:: MATERIALS PROVIDED

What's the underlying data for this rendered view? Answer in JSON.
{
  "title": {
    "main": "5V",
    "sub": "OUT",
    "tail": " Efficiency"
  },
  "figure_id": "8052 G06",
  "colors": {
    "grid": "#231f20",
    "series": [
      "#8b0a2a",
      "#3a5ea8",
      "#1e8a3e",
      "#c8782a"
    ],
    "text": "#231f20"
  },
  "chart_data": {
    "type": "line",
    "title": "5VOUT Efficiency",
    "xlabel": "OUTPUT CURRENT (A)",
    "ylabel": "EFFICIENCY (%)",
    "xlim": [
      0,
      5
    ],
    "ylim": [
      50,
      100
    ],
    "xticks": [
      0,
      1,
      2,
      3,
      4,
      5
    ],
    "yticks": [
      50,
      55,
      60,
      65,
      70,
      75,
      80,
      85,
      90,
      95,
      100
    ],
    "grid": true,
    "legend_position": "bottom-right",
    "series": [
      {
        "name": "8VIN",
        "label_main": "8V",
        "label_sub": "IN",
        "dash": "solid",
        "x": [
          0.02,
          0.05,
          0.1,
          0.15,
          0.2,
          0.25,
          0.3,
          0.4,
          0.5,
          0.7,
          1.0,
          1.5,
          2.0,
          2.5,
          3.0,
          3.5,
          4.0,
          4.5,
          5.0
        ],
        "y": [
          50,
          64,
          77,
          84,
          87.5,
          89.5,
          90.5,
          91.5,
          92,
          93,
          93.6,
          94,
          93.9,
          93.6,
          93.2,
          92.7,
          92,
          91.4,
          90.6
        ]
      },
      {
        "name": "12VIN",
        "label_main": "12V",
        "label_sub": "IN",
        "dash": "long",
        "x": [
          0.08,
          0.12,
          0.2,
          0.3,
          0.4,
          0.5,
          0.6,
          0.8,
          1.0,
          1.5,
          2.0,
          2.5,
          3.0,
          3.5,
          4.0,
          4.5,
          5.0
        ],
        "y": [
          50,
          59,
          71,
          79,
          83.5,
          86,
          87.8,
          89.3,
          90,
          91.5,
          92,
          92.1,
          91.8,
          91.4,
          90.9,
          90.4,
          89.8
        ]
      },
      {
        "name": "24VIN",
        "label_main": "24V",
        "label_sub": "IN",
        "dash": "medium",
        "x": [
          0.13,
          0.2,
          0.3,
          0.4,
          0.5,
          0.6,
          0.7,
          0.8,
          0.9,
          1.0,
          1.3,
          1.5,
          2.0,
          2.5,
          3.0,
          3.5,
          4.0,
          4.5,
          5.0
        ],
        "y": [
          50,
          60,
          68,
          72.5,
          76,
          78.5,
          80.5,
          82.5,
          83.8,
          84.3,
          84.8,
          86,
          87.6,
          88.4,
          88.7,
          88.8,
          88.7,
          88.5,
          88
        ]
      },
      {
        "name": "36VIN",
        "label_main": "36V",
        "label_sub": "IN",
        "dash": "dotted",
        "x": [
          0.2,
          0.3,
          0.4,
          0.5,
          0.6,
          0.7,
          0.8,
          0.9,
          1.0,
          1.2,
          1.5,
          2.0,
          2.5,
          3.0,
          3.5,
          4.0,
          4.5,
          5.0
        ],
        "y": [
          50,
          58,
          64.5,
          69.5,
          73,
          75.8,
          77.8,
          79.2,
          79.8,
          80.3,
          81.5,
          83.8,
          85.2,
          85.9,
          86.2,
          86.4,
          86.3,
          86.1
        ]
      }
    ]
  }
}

::::

Reproduce the records in full, exactly as written.

What's the underlying data for this rendered view? Answer in JSON.
{
  "title": {
    "main": "5V",
    "sub": "OUT",
    "tail": " Efficiency"
  },
  "figure_id": "8052 G06",
  "colors": {
    "grid": "#231f20",
    "series": [
      "#8b0a2a",
      "#3a5ea8",
      "#1e8a3e",
      "#c8782a"
    ],
    "text": "#231f20"
  },
  "chart_data": {
    "type": "line",
    "title": "5VOUT Efficiency",
    "xlabel": "OUTPUT CURRENT (A)",
    "ylabel": "EFFICIENCY (%)",
    "xlim": [
      0,
      5
    ],
    "ylim": [
      50,
      100
    ],
    "xticks": [
      0,
      1,
      2,
      3,
      4,
      5
    ],
    "yticks": [
      50,
      55,
      60,
      65,
      70,
      75,
      80,
      85,
      90,
      95,
      100
    ],
    "grid": true,
    "legend_position": "bottom-right",
    "series": [
      {
        "name": "8VIN",
        "label_main": "8V",
        "label_sub": "IN",
        "dash": "solid",
        "x": [
          0.02,
          0.05,
          0.1,
          0.15,
          0.2,
          0.25,
          0.3,
          0.4,
          0.5,
          0.7,
          1.0,
          1.5,
          2.0,
          2.5,
          3.0,
          3.5,
          4.0,
          4.5,
          5.0
        ],
        "y": [
          50,
          64,
          77,
          84,
          87.5,
          89.5,
          90.5,
          91.5,
          92,
          93,
          93.6,
          94,
          93.9,
          93.6,
          93.2,
          92.7,
          92,
          91.4,
          90.6
        ]
      },
      {
        "name": "12VIN",
        "label_main": "12V",
        "label_sub": "IN",
        "dash": "long",
        "x": [
          0.08,
          0.12,
          0.2,
          0.3,
          0.4,
          0.5,
          0.6,
          0.8,
          1.0,
          1.5,
          2.0,
          2.5,
          3.0,
          3.5,
          4.0,
          4.5,
          5.0
        ],
        "y": [
          50,
          59,
          71,
          79,
          83.5,
          86,
          87.8,
          89.3,
          90,
          91.5,
          92,
          92.1,
          91.8,
          91.4,
          90.9,
          90.4,
          89.8
        ]
      },
      {
        "name": "24VIN",
        "label_main": "24V",
        "label_sub": "IN",
        "dash": "medium",
        "x": [
          0.13,
          0.2,
          0.3,
          0.4,
          0.5,
          0.6,
          0.7,
          0.8,
          0.9,
          1.0,
          1.3,
          1.5,
          2.0,
          2.5,
          3.0,
          3.5,
          4.0,
          4.5,
          5.0
        ],
        "y": [
          50,
          60,
          68,
          72.5,
          76,
          78.5,
          80.5,
          82.5,
          83.8,
          84.3,
          84.8,
          86,
          87.6,
          88.4,
          88.7,
          88.8,
          88.7,
          88.5,
          88
        ]
      },
      {
        "name": "36VIN",
        "label_main": "36V",
        "label_sub": "IN",
        "dash": "dotted",
        "x": [
          0.2,
          0.3,
          0.4,
          0.5,
          0.6,
          0.7,
          0.8,
          0.9,
          1.0,
          1.2,
          1.5,
          2.0,
          2.5,
          3.0,
          3.5,
          4.0,
          4.5,
          5.0
        ],
        "y": [
          50,
          58,
          64.5,
          69.5,
          73,
          75.8,
          77.8,
          79.2,
          79.8,
          80.3,
          81.5,
          83.8,
          85.2,
          85.9,
          86.2,
          86.4,
          86.3,
          86.1
        ]
      }
    ]
  }
}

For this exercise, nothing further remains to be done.